→ Goal: List every line from the records below that contains the word "format", copying each line in full.

┄┄┄┄┄┄

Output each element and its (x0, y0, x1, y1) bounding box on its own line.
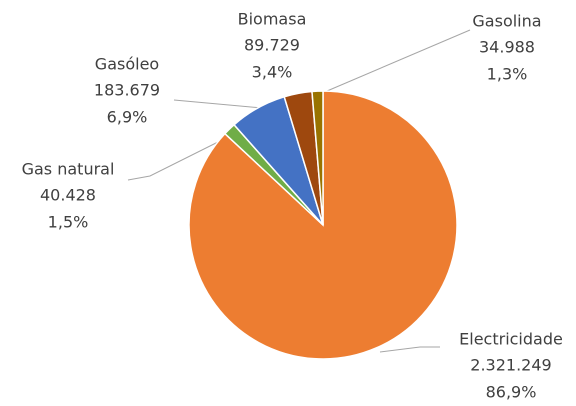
pie (188, 90, 458, 360)
leader-line (127, 134, 233, 181)
percent-label: 1,3% (487, 65, 528, 84)
category-label: Biomasa (238, 10, 307, 29)
category-label: Electricidade (459, 330, 563, 349)
pie-slice (311, 90, 324, 226)
category-label: Gas natural (22, 160, 115, 179)
value-label: 40.428 (40, 186, 96, 205)
category-label: Gasóleo (95, 55, 159, 74)
percent-label: 86,9% (486, 383, 537, 402)
leader-line (379, 346, 440, 353)
value-label: 183.679 (94, 81, 160, 100)
labels: Electricidade 2.321.249 86,9% Gas natural 40… (22, 10, 563, 402)
category-label: Gasolina (472, 12, 541, 31)
value-label: 34.988 (479, 38, 535, 57)
leader-line (319, 29, 471, 95)
percent-label: 3,4% (252, 63, 293, 82)
value-label: 89.729 (244, 36, 300, 55)
percent-label: 1,5% (48, 213, 89, 232)
percent-label: 6,9% (107, 108, 148, 127)
leader-line (173, 99, 263, 109)
value-label: 2.321.249 (470, 356, 551, 375)
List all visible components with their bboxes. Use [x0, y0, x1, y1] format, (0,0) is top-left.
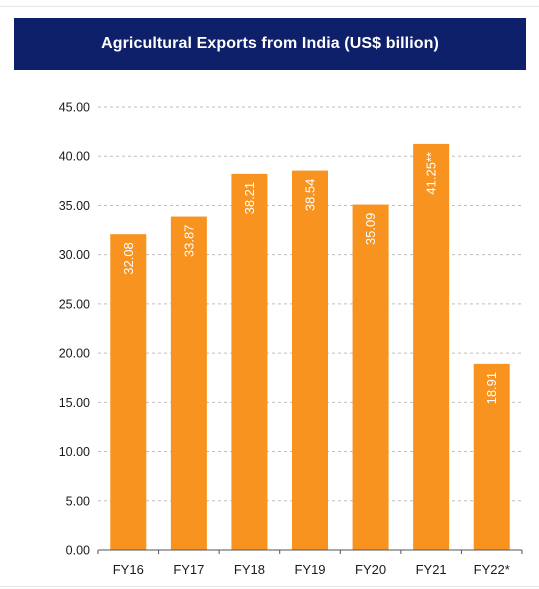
- x-tick-label: FY20: [355, 562, 386, 577]
- y-tick-label: 25.00: [59, 297, 90, 311]
- y-tick-label: 10.00: [59, 445, 90, 459]
- y-tick-label: 45.00: [59, 101, 90, 115]
- data-label: 38.54: [303, 179, 318, 212]
- bar-fy17: [170, 216, 207, 550]
- chart-title: Agricultural Exports from India (US$ bil…: [101, 35, 439, 52]
- bar-fy22: [473, 363, 510, 550]
- x-tick-label: FY18: [234, 562, 265, 577]
- top-divider: [0, 6, 539, 7]
- y-tick-label: 35.00: [59, 199, 90, 213]
- x-tick-label: FY21: [416, 562, 447, 577]
- chart-header: Agricultural Exports from India (US$ bil…: [14, 18, 526, 70]
- bar-fy18: [231, 173, 268, 550]
- x-tick-label: FY16: [113, 562, 144, 577]
- data-label: 41.25**: [424, 152, 439, 195]
- data-label: 35.09: [363, 213, 378, 246]
- data-label: 32.08: [121, 242, 136, 275]
- bottom-divider: [0, 586, 539, 587]
- data-label: 38.21: [242, 182, 257, 215]
- bar-fy16: [110, 234, 147, 550]
- y-tick-label: 40.00: [59, 150, 90, 164]
- y-tick-label: 5.00: [66, 494, 90, 508]
- y-tick-label: 30.00: [59, 248, 90, 262]
- bar-fy21: [413, 143, 450, 550]
- data-label: 18.91: [484, 372, 499, 405]
- x-tick-label: FY19: [294, 562, 325, 577]
- data-label: 33.87: [181, 225, 196, 258]
- y-tick-label: 15.00: [59, 396, 90, 410]
- x-tick-label: FY22*: [474, 562, 510, 577]
- bar-fy19: [292, 170, 328, 551]
- y-tick-label: 20.00: [59, 347, 90, 361]
- x-tick-label: FY17: [173, 562, 204, 577]
- bar-fy20: [352, 204, 389, 550]
- y-tick-label: 0.00: [66, 544, 90, 558]
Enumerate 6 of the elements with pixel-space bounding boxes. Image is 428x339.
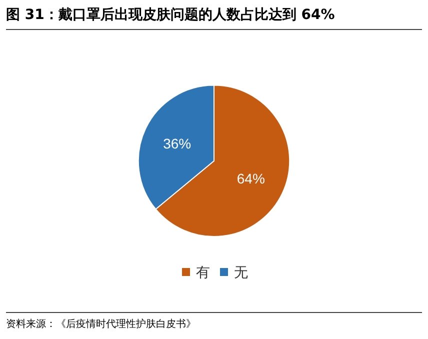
chart-title: 图 31：戴口罩后出现皮肤问题的人数占比达到 64%	[6, 6, 422, 30]
data-label: 36%	[163, 136, 192, 152]
legend-label: 无	[234, 264, 248, 280]
text: 资料来源：《后疫情时代理性护肤白皮书》	[6, 312, 422, 331]
legend-label: 有	[196, 264, 210, 280]
data-label: 64%	[236, 170, 265, 186]
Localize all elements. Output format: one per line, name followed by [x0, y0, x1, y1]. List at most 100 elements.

┄┄┄┄┄┄

→ Reply to the task:
List all visible components with their bboxes. Use [x0, y0, x1, y1] format, (0,0) is top-left.
Localize all elements. Output format: one per line, name followed by [x0, y0, x1, y1]. List at most 100 elements.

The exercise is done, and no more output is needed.